§ EXTRACTED INFORMATION
=-=-=-=-=
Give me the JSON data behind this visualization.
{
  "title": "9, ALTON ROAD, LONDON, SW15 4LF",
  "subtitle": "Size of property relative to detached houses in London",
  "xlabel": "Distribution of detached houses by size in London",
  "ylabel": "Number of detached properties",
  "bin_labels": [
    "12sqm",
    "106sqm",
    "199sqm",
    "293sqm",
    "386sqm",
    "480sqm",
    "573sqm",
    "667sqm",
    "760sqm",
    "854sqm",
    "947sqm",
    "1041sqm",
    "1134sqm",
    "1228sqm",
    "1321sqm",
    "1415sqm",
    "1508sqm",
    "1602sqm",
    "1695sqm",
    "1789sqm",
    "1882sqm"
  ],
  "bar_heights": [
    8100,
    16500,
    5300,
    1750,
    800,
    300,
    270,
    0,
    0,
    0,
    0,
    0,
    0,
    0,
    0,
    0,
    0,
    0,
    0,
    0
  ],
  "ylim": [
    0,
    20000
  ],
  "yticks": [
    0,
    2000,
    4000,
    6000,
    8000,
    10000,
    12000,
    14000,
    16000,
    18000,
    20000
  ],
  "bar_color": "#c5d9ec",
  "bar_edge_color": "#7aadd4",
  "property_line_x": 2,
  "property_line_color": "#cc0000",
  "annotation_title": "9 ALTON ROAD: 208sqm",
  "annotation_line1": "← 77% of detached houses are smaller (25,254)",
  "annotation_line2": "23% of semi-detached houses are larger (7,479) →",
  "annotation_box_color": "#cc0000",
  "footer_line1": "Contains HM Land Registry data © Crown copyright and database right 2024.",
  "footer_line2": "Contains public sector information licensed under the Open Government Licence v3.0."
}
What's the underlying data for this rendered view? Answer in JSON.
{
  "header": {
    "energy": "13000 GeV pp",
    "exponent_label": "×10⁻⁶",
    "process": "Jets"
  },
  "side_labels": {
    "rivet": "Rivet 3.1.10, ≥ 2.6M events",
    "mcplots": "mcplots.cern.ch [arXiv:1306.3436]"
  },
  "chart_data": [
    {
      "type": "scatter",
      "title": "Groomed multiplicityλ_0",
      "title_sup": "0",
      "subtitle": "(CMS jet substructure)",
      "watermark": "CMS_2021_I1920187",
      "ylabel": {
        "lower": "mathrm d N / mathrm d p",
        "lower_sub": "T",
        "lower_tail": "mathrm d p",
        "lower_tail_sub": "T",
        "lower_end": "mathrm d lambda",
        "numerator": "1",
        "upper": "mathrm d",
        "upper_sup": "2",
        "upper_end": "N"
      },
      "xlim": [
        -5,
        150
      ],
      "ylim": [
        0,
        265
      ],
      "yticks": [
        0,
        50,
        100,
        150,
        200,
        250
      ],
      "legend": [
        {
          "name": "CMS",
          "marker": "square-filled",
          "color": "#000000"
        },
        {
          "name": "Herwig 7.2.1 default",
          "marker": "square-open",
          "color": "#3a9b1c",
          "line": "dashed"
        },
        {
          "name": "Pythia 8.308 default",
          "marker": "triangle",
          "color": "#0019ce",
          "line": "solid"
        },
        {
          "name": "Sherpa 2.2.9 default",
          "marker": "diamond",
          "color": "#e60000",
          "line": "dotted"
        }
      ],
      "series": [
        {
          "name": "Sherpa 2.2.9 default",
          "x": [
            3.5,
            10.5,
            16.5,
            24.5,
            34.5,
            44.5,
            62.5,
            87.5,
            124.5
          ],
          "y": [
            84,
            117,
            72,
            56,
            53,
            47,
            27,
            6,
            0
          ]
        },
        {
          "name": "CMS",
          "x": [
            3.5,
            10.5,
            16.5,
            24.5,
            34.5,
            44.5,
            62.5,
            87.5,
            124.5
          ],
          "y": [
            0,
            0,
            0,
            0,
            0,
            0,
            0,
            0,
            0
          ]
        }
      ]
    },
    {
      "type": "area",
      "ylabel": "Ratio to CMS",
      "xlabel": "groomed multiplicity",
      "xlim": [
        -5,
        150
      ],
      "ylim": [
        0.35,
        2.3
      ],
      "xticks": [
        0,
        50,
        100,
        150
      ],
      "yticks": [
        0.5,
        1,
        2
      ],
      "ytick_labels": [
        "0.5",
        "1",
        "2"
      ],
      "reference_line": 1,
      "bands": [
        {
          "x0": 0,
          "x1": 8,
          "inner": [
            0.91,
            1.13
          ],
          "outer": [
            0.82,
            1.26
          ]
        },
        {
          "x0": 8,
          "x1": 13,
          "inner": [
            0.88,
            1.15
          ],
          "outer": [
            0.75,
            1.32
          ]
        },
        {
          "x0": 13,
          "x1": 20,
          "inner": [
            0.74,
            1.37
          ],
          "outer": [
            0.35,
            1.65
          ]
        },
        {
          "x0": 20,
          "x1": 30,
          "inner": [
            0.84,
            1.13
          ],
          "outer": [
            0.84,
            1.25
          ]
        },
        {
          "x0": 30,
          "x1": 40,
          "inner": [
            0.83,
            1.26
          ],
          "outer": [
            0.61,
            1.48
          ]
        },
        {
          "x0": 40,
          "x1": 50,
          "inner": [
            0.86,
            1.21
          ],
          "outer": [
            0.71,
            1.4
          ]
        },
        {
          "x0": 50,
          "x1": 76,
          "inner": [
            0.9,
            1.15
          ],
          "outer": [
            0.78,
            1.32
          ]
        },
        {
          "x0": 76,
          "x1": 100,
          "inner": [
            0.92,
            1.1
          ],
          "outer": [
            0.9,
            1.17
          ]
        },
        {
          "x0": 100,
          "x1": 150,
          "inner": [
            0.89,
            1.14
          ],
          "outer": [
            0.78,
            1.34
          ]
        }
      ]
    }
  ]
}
=-=-=-=-=
Check each line of the records above for the string "ALTON", and report every line that has it.

§ RESULT OF THIS TASK
  "title": "9, ALTON ROAD, LONDON, SW15 4LF",
  "annotation_title": "9 ALTON ROAD: 208sqm",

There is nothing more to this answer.